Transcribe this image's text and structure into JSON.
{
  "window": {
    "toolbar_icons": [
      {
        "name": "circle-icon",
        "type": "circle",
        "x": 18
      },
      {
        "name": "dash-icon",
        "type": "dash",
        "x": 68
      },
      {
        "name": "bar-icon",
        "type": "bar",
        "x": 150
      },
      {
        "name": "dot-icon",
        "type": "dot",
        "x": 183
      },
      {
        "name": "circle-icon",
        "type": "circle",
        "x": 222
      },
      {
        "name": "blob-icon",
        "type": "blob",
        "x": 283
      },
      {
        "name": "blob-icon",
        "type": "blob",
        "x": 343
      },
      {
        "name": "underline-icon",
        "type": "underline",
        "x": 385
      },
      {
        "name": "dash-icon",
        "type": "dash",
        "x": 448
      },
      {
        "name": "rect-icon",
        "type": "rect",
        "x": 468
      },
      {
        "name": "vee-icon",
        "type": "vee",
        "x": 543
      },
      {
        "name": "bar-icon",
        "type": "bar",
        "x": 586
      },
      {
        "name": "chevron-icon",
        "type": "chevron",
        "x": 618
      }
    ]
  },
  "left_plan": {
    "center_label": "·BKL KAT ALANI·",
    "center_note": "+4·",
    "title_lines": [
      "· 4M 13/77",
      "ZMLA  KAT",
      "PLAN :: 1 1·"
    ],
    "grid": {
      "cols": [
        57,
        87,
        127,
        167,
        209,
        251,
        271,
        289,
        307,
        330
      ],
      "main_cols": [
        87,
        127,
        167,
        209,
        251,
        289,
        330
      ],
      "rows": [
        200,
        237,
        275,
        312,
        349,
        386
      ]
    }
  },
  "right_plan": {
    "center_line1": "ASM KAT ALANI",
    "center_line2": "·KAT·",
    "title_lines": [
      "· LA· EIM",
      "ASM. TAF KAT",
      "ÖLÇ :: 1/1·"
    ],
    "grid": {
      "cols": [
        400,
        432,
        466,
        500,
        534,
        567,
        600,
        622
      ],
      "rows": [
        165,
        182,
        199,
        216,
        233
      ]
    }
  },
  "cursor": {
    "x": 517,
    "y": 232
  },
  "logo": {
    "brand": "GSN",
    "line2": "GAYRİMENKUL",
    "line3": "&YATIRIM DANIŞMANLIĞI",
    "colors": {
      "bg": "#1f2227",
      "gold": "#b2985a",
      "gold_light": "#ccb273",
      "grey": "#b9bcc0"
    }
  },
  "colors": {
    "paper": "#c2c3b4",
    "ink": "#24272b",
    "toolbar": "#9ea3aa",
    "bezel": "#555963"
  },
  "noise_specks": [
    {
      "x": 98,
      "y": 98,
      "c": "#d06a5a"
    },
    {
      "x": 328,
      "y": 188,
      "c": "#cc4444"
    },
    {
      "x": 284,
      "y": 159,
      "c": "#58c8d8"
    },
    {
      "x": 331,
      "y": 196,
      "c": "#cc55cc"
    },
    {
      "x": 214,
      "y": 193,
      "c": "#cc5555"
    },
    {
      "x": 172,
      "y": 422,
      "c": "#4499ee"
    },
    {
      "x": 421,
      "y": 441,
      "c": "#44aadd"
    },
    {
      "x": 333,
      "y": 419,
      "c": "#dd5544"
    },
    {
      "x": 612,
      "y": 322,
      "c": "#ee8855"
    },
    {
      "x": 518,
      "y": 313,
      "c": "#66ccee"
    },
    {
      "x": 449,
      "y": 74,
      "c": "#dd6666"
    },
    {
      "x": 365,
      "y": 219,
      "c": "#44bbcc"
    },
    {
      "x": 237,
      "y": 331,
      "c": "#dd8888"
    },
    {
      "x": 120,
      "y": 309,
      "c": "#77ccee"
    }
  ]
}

* * *

GOAL OF THE EXERCISE | Retype the whole listing, matching it exactly.

SOLUTION TO THE PROBLEM |
Transcribe this image's text and structure into JSON.
{
  "window": {
    "toolbar_icons": [
      {
        "name": "circle-icon",
        "type": "circle",
        "x": 18
      },
      {
        "name": "dash-icon",
        "type": "dash",
        "x": 68
      },
      {
        "name": "bar-icon",
        "type": "bar",
        "x": 150
      },
      {
        "name": "dot-icon",
        "type": "dot",
        "x": 183
      },
      {
        "name": "circle-icon",
        "type": "circle",
        "x": 222
      },
      {
        "name": "blob-icon",
        "type": "blob",
        "x": 283
      },
      {
        "name": "blob-icon",
        "type": "blob",
        "x": 343
      },
      {
        "name": "underline-icon",
        "type": "underline",
        "x": 385
      },
      {
        "name": "dash-icon",
        "type": "dash",
        "x": 448
      },
      {
        "name": "rect-icon",
        "type": "rect",
        "x": 468
      },
      {
        "name": "vee-icon",
        "type": "vee",
        "x": 543
      },
      {
        "name": "bar-icon",
        "type": "bar",
        "x": 586
      },
      {
        "name": "chevron-icon",
        "type": "chevron",
        "x": 618
      }
    ]
  },
  "left_plan": {
    "center_label": "·BKL KAT ALANI·",
    "center_note": "+4·",
    "title_lines": [
      "· 4M 13/77",
      "ZMLA  KAT",
      "PLAN :: 1 1·"
    ],
    "grid": {
      "cols": [
        57,
        87,
        127,
        167,
        209,
        251,
        271,
        289,
        307,
        330
      ],
      "main_cols": [
        87,
        127,
        167,
        209,
        251,
        289,
        330
      ],
      "rows": [
        200,
        237,
        275,
        312,
        349,
        386
      ]
    }
  },
  "right_plan": {
    "center_line1": "ASM KAT ALANI",
    "center_line2": "·KAT·",
    "title_lines": [
      "· LA· EIM",
      "ASM. TAF KAT",
      "ÖLÇ :: 1/1·"
    ],
    "grid": {
      "cols": [
        400,
        432,
        466,
        500,
        534,
        567,
        600,
        622
      ],
      "rows": [
        165,
        182,
        199,
        216,
        233
      ]
    }
  },
  "cursor": {
    "x": 517,
    "y": 232
  },
  "logo": {
    "brand": "GSN",
    "line2": "GAYRİMENKUL",
    "line3": "&YATIRIM DANIŞMANLIĞI",
    "colors": {
      "bg": "#1f2227",
      "gold": "#b2985a",
      "gold_light": "#ccb273",
      "grey": "#b9bcc0"
    }
  },
  "colors": {
    "paper": "#c2c3b4",
    "ink": "#24272b",
    "toolbar": "#9ea3aa",
    "bezel": "#555963"
  },
  "noise_specks": [
    {
      "x": 98,
      "y": 98,
      "c": "#d06a5a"
    },
    {
      "x": 328,
      "y": 188,
      "c": "#cc4444"
    },
    {
      "x": 284,
      "y": 159,
      "c": "#58c8d8"
    },
    {
      "x": 331,
      "y": 196,
      "c": "#cc55cc"
    },
    {
      "x": 214,
      "y": 193,
      "c": "#cc5555"
    },
    {
      "x": 172,
      "y": 422,
      "c": "#4499ee"
    },
    {
      "x": 421,
      "y": 441,
      "c": "#44aadd"
    },
    {
      "x": 333,
      "y": 419,
      "c": "#dd5544"
    },
    {
      "x": 612,
      "y": 322,
      "c": "#ee8855"
    },
    {
      "x": 518,
      "y": 313,
      "c": "#66ccee"
    },
    {
      "x": 449,
      "y": 74,
      "c": "#dd6666"
    },
    {
      "x": 365,
      "y": 219,
      "c": "#44bbcc"
    },
    {
      "x": 237,
      "y": 331,
      "c": "#dd8888"
    },
    {
      "x": 120,
      "y": 309,
      "c": "#77ccee"
    }
  ]
}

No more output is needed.